### MATERIAL PROVIDED

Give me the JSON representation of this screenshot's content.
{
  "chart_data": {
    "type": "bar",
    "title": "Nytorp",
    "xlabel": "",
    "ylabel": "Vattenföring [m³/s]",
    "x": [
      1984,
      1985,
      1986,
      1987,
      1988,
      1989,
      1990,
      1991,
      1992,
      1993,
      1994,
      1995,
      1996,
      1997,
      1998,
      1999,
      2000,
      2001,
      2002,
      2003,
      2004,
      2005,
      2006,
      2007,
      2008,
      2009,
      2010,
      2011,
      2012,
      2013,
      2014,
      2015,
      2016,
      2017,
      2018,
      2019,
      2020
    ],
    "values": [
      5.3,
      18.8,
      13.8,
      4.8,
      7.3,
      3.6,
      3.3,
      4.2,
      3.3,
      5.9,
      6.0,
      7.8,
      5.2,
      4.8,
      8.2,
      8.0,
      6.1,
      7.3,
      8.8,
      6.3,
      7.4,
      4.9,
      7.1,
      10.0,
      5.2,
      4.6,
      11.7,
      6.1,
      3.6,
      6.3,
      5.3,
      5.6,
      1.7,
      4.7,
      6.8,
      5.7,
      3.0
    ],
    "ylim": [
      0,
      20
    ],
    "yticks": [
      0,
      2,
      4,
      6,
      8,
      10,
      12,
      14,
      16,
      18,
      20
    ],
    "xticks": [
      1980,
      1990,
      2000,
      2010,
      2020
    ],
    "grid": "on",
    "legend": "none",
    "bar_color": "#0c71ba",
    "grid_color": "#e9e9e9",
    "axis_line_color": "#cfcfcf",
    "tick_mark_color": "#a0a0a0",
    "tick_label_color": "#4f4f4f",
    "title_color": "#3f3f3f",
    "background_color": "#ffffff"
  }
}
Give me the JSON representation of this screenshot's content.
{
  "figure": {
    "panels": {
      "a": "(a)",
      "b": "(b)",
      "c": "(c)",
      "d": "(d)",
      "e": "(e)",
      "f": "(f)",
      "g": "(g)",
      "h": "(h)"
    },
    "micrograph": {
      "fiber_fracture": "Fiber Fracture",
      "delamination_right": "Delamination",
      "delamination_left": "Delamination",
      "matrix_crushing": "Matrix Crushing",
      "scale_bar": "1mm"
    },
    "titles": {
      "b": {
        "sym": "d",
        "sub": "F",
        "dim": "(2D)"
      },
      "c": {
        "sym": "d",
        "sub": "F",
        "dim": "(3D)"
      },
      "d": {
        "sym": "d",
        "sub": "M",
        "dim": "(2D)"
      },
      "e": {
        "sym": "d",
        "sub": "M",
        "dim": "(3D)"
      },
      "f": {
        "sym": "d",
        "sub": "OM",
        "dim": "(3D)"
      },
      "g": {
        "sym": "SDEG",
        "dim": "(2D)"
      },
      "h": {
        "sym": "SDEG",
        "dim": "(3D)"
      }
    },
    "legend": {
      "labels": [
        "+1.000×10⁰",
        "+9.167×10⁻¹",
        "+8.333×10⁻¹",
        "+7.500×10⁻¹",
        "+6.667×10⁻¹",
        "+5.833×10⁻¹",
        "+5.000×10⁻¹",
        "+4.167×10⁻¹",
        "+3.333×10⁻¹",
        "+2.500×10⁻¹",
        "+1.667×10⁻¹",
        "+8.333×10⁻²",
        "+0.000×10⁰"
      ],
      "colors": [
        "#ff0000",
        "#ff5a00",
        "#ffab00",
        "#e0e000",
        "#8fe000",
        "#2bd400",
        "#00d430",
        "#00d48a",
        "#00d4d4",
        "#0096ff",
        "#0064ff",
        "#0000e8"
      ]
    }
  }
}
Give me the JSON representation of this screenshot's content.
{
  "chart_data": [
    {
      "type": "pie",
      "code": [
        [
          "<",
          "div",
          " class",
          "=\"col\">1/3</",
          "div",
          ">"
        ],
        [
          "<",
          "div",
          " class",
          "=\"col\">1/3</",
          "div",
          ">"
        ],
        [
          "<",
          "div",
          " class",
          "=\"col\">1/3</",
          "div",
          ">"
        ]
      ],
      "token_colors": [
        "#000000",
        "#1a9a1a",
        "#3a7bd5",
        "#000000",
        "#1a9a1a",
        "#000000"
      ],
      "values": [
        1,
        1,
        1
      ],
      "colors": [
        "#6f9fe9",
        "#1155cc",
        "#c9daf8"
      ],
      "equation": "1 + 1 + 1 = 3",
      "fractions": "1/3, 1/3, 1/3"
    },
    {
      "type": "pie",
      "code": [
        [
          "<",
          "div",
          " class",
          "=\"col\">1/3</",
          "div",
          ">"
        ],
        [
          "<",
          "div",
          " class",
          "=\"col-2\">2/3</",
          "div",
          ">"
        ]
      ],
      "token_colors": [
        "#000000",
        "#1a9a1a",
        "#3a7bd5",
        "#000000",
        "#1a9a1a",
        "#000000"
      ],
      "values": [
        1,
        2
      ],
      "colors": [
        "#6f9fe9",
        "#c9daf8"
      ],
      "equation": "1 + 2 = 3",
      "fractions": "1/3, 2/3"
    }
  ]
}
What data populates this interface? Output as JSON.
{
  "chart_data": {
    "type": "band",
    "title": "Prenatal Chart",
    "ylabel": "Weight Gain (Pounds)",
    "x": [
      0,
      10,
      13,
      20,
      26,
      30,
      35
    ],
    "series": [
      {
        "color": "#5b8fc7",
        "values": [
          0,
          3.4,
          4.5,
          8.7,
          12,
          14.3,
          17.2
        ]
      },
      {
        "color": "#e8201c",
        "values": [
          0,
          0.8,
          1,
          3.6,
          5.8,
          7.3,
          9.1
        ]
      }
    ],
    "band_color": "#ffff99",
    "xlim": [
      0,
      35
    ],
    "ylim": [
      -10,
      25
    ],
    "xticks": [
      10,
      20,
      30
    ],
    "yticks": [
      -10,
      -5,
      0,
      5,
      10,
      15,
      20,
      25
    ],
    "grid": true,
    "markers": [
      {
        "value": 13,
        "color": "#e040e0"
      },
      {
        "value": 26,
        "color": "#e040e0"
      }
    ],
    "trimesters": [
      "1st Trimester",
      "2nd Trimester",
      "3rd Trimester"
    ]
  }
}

### EXERCISE PROMPT
Transcribe the records above exactly as they appear.

### EXERCISE RESULT
Give me the JSON representation of this screenshot's content.
{
  "chart_data": {
    "type": "bar",
    "title": "Nytorp",
    "xlabel": "",
    "ylabel": "Vattenföring [m³/s]",
    "x": [
      1984,
      1985,
      1986,
      1987,
      1988,
      1989,
      1990,
      1991,
      1992,
      1993,
      1994,
      1995,
      1996,
      1997,
      1998,
      1999,
      2000,
      2001,
      2002,
      2003,
      2004,
      2005,
      2006,
      2007,
      2008,
      2009,
      2010,
      2011,
      2012,
      2013,
      2014,
      2015,
      2016,
      2017,
      2018,
      2019,
      2020
    ],
    "values": [
      5.3,
      18.8,
      13.8,
      4.8,
      7.3,
      3.6,
      3.3,
      4.2,
      3.3,
      5.9,
      6.0,
      7.8,
      5.2,
      4.8,
      8.2,
      8.0,
      6.1,
      7.3,
      8.8,
      6.3,
      7.4,
      4.9,
      7.1,
      10.0,
      5.2,
      4.6,
      11.7,
      6.1,
      3.6,
      6.3,
      5.3,
      5.6,
      1.7,
      4.7,
      6.8,
      5.7,
      3.0
    ],
    "ylim": [
      0,
      20
    ],
    "yticks": [
      0,
      2,
      4,
      6,
      8,
      10,
      12,
      14,
      16,
      18,
      20
    ],
    "xticks": [
      1980,
      1990,
      2000,
      2010,
      2020
    ],
    "grid": "on",
    "legend": "none",
    "bar_color": "#0c71ba",
    "grid_color": "#e9e9e9",
    "axis_line_color": "#cfcfcf",
    "tick_mark_color": "#a0a0a0",
    "tick_label_color": "#4f4f4f",
    "title_color": "#3f3f3f",
    "background_color": "#ffffff"
  }
}
Give me the JSON representation of this screenshot's content.
{
  "figure": {
    "panels": {
      "a": "(a)",
      "b": "(b)",
      "c": "(c)",
      "d": "(d)",
      "e": "(e)",
      "f": "(f)",
      "g": "(g)",
      "h": "(h)"
    },
    "micrograph": {
      "fiber_fracture": "Fiber Fracture",
      "delamination_right": "Delamination",
      "delamination_left": "Delamination",
      "matrix_crushing": "Matrix Crushing",
      "scale_bar": "1mm"
    },
    "titles": {
      "b": {
        "sym": "d",
        "sub": "F",
        "dim": "(2D)"
      },
      "c": {
        "sym": "d",
        "sub": "F",
        "dim": "(3D)"
      },
      "d": {
        "sym": "d",
        "sub": "M",
        "dim": "(2D)"
      },
      "e": {
        "sym": "d",
        "sub": "M",
        "dim": "(3D)"
      },
      "f": {
        "sym": "d",
        "sub": "OM",
        "dim": "(3D)"
      },
      "g": {
        "sym": "SDEG",
        "dim": "(2D)"
      },
      "h": {
        "sym": "SDEG",
        "dim": "(3D)"
      }
    },
    "legend": {
      "labels": [
        "+1.000×10⁰",
        "+9.167×10⁻¹",
        "+8.333×10⁻¹",
        "+7.500×10⁻¹",
        "+6.667×10⁻¹",
        "+5.833×10⁻¹",
        "+5.000×10⁻¹",
        "+4.167×10⁻¹",
        "+3.333×10⁻¹",
        "+2.500×10⁻¹",
        "+1.667×10⁻¹",
        "+8.333×10⁻²",
        "+0.000×10⁰"
      ],
      "colors": [
        "#ff0000",
        "#ff5a00",
        "#ffab00",
        "#e0e000",
        "#8fe000",
        "#2bd400",
        "#00d430",
        "#00d48a",
        "#00d4d4",
        "#0096ff",
        "#0064ff",
        "#0000e8"
      ]
    }
  }
}
Give me the JSON representation of this screenshot's content.
{
  "chart_data": [
    {
      "type": "pie",
      "code": [
        [
          "<",
          "div",
          " class",
          "=\"col\">1/3</",
          "div",
          ">"
        ],
        [
          "<",
          "div",
          " class",
          "=\"col\">1/3</",
          "div",
          ">"
        ],
        [
          "<",
          "div",
          " class",
          "=\"col\">1/3</",
          "div",
          ">"
        ]
      ],
      "token_colors": [
        "#000000",
        "#1a9a1a",
        "#3a7bd5",
        "#000000",
        "#1a9a1a",
        "#000000"
      ],
      "values": [
        1,
        1,
        1
      ],
      "colors": [
        "#6f9fe9",
        "#1155cc",
        "#c9daf8"
      ],
      "equation": "1 + 1 + 1 = 3",
      "fractions": "1/3, 1/3, 1/3"
    },
    {
      "type": "pie",
      "code": [
        [
          "<",
          "div",
          " class",
          "=\"col\">1/3</",
          "div",
          ">"
        ],
        [
          "<",
          "div",
          " class",
          "=\"col-2\">2/3</",
          "div",
          ">"
        ]
      ],
      "token_colors": [
        "#000000",
        "#1a9a1a",
        "#3a7bd5",
        "#000000",
        "#1a9a1a",
        "#000000"
      ],
      "values": [
        1,
        2
      ],
      "colors": [
        "#6f9fe9",
        "#c9daf8"
      ],
      "equation": "1 + 2 = 3",
      "fractions": "1/3, 2/3"
    }
  ]
}
What data populates this interface? Output as JSON.
{
  "chart_data": {
    "type": "band",
    "title": "Prenatal Chart",
    "ylabel": "Weight Gain (Pounds)",
    "x": [
      0,
      10,
      13,
      20,
      26,
      30,
      35
    ],
    "series": [
      {
        "color": "#5b8fc7",
        "values": [
          0,
          3.4,
          4.5,
          8.7,
          12,
          14.3,
          17.2
        ]
      },
      {
        "color": "#e8201c",
        "values": [
          0,
          0.8,
          1,
          3.6,
          5.8,
          7.3,
          9.1
        ]
      }
    ],
    "band_color": "#ffff99",
    "xlim": [
      0,
      35
    ],
    "ylim": [
      -10,
      25
    ],
    "xticks": [
      10,
      20,
      30
    ],
    "yticks": [
      -10,
      -5,
      0,
      5,
      10,
      15,
      20,
      25
    ],
    "grid": true,
    "markers": [
      {
        "value": 13,
        "color": "#e040e0"
      },
      {
        "value": 26,
        "color": "#e040e0"
      }
    ],
    "trimesters": [
      "1st Trimester",
      "2nd Trimester",
      "3rd Trimester"
    ]
  }
}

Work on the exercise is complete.